Return every line of the data below that includes the string "camera".

Begin

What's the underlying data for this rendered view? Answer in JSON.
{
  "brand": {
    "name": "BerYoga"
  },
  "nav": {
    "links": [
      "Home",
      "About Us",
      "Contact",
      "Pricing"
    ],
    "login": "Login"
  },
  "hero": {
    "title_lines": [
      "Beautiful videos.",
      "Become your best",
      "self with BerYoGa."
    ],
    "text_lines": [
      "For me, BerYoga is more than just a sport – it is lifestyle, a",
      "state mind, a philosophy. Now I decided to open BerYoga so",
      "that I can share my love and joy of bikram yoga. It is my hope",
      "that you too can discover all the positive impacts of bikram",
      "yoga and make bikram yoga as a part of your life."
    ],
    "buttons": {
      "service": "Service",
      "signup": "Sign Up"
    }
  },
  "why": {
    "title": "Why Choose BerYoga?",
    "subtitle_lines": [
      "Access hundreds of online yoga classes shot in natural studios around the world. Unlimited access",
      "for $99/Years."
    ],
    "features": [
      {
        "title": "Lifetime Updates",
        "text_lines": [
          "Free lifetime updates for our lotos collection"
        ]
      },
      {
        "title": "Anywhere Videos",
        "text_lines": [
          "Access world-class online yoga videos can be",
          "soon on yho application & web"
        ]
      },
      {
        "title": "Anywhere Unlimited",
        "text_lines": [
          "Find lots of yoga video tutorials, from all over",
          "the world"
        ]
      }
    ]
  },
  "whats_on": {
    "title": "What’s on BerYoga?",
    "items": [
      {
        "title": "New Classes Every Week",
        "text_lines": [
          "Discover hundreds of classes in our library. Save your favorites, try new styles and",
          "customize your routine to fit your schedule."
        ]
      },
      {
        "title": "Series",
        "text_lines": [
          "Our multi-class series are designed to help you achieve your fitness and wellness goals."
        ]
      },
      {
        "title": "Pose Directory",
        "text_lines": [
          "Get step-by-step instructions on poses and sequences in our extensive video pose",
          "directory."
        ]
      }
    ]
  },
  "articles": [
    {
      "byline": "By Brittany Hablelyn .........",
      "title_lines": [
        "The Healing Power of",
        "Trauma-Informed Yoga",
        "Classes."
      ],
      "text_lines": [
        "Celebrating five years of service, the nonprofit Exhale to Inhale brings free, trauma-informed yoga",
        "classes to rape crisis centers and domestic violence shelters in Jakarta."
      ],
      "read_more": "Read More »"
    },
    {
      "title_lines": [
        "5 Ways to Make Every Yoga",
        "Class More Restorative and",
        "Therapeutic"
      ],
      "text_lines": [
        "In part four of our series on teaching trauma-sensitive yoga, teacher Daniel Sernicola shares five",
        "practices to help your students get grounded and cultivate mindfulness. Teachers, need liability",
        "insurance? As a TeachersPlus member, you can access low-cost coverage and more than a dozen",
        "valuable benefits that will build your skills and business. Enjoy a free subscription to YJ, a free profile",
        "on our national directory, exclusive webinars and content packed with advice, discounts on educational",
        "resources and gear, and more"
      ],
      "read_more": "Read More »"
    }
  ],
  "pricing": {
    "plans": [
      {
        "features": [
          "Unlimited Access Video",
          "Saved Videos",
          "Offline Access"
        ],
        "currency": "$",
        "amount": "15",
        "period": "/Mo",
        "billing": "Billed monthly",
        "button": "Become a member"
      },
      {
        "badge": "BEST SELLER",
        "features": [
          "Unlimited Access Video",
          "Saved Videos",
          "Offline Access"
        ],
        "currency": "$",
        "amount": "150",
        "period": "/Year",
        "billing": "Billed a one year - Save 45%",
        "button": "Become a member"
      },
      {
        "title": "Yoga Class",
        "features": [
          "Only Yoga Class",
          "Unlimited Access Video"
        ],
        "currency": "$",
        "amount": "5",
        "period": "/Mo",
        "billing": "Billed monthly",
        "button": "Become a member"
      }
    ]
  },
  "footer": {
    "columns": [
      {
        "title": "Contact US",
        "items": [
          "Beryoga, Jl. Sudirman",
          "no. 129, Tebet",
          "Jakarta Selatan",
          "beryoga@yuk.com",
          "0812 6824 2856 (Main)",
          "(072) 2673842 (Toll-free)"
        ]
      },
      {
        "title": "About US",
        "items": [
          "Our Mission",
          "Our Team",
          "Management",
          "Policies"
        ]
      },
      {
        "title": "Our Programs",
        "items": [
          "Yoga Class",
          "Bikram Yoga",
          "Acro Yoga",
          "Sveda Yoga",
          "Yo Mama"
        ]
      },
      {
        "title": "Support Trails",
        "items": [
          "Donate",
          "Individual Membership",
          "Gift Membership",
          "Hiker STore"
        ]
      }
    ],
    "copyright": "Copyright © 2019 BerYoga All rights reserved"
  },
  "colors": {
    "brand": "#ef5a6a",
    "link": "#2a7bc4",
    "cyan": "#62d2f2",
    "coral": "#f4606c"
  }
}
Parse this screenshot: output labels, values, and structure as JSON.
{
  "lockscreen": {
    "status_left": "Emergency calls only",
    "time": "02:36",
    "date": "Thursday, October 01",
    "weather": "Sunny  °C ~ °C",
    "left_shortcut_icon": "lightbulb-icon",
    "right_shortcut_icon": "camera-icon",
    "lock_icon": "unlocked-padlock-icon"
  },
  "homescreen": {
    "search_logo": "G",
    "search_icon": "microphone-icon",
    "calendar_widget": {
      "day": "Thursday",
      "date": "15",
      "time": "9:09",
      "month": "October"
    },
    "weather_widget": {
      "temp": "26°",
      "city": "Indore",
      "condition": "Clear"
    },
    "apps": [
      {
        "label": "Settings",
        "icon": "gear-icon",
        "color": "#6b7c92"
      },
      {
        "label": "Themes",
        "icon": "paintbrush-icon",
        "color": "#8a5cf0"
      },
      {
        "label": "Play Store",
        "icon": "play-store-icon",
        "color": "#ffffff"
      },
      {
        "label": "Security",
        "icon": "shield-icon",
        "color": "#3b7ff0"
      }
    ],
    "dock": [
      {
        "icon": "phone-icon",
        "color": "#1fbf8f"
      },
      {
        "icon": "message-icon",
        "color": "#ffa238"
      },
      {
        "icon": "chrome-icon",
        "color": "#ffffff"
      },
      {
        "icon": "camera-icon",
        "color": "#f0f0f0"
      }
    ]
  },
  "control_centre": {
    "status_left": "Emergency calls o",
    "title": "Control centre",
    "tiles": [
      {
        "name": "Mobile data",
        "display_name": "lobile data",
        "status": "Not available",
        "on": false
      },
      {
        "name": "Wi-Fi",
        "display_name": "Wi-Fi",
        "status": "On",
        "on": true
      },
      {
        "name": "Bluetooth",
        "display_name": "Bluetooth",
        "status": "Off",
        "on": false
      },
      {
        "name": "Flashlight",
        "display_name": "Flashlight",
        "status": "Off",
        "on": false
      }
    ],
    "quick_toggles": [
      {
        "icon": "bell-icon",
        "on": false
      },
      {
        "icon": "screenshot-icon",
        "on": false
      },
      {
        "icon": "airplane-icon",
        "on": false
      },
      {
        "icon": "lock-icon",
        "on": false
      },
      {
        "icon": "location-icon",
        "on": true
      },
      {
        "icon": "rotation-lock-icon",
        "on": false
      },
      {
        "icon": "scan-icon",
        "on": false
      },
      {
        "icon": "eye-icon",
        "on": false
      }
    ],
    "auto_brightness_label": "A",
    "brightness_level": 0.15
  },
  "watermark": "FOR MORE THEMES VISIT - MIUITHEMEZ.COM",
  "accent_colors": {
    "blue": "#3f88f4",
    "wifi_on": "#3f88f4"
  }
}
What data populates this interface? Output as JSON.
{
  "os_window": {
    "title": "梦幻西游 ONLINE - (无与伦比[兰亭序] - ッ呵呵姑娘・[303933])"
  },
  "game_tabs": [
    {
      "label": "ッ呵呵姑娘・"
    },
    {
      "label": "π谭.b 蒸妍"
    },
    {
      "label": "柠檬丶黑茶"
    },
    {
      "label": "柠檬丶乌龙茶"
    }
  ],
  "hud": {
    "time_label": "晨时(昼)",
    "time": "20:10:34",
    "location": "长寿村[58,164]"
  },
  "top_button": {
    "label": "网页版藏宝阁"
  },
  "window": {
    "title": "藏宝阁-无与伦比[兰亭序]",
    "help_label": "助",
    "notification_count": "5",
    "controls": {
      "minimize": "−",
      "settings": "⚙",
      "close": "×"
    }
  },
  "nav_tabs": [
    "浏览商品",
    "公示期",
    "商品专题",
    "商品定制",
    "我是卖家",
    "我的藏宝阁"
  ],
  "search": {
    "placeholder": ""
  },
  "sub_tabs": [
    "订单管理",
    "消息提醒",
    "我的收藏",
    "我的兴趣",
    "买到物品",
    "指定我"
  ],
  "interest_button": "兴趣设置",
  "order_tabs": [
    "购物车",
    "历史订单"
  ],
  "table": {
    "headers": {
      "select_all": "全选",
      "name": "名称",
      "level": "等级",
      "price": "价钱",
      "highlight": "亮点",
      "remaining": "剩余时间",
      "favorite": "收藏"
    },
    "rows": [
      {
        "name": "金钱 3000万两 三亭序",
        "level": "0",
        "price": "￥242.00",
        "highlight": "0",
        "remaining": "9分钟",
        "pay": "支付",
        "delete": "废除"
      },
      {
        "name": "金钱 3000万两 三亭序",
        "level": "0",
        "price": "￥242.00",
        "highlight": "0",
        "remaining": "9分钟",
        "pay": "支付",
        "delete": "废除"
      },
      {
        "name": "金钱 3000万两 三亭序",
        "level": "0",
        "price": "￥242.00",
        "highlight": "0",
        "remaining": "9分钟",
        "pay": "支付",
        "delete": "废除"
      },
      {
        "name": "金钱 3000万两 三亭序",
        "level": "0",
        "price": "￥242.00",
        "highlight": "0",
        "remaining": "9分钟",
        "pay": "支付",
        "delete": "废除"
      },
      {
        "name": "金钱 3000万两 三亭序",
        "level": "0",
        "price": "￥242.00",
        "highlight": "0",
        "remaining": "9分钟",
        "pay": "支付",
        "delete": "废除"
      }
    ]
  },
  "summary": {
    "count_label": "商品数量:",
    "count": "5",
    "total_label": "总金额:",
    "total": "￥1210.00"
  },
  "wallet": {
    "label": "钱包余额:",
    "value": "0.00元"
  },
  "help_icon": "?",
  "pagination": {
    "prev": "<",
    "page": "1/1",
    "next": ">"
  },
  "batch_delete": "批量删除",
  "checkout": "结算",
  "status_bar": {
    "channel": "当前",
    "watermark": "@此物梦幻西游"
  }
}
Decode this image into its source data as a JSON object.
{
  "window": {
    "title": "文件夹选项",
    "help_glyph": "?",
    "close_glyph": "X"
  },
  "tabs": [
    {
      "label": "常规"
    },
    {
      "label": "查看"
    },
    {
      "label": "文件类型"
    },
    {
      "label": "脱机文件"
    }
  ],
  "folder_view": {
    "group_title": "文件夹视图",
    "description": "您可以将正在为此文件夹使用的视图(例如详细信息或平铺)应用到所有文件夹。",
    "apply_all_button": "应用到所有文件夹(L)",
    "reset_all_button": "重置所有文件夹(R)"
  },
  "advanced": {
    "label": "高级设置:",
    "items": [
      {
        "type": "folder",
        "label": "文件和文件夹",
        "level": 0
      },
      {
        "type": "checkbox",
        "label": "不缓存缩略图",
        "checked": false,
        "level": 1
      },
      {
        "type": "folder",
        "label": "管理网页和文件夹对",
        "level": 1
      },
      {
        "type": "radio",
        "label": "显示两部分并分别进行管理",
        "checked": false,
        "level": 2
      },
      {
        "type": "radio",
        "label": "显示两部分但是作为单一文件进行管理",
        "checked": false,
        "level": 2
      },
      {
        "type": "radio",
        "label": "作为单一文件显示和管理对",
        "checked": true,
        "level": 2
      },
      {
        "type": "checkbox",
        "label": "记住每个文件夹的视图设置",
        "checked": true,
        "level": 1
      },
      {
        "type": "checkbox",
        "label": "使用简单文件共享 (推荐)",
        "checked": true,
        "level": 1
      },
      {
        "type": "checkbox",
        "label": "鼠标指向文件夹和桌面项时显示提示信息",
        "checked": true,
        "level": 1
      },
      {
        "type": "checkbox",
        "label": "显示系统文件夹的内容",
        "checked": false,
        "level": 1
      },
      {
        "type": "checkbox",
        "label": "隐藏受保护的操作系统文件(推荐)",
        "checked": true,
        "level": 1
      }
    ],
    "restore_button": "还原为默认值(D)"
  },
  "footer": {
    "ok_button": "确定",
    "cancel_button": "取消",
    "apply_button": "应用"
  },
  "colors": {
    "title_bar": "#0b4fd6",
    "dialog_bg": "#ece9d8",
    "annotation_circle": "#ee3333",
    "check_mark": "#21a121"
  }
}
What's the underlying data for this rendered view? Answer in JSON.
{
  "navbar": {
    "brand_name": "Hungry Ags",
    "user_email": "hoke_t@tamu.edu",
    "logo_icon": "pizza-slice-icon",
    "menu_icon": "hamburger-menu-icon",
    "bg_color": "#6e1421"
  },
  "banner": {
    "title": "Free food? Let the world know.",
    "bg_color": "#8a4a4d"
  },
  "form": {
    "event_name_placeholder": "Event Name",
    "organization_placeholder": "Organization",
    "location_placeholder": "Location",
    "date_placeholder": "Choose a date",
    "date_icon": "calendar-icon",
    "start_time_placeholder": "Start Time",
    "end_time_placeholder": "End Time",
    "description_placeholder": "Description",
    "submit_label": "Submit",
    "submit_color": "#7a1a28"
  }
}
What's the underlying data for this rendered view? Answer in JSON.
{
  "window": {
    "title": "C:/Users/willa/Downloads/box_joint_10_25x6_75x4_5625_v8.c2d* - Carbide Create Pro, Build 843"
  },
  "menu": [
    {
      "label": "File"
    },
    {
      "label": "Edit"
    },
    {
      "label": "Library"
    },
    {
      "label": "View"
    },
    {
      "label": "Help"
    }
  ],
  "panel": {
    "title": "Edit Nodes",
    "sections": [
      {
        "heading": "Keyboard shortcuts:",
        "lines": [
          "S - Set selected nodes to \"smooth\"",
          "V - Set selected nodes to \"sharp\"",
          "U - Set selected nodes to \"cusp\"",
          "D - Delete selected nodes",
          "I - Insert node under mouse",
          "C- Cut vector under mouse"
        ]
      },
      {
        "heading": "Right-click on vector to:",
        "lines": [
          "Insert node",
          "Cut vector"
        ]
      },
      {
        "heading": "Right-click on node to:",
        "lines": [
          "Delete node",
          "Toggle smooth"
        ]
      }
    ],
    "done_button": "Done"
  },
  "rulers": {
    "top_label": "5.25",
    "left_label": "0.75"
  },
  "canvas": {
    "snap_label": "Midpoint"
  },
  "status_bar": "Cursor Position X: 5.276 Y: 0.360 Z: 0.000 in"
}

End

- _Completed task_:
    "right_shortcut_icon": "camera-icon",
        "icon": "camera-icon",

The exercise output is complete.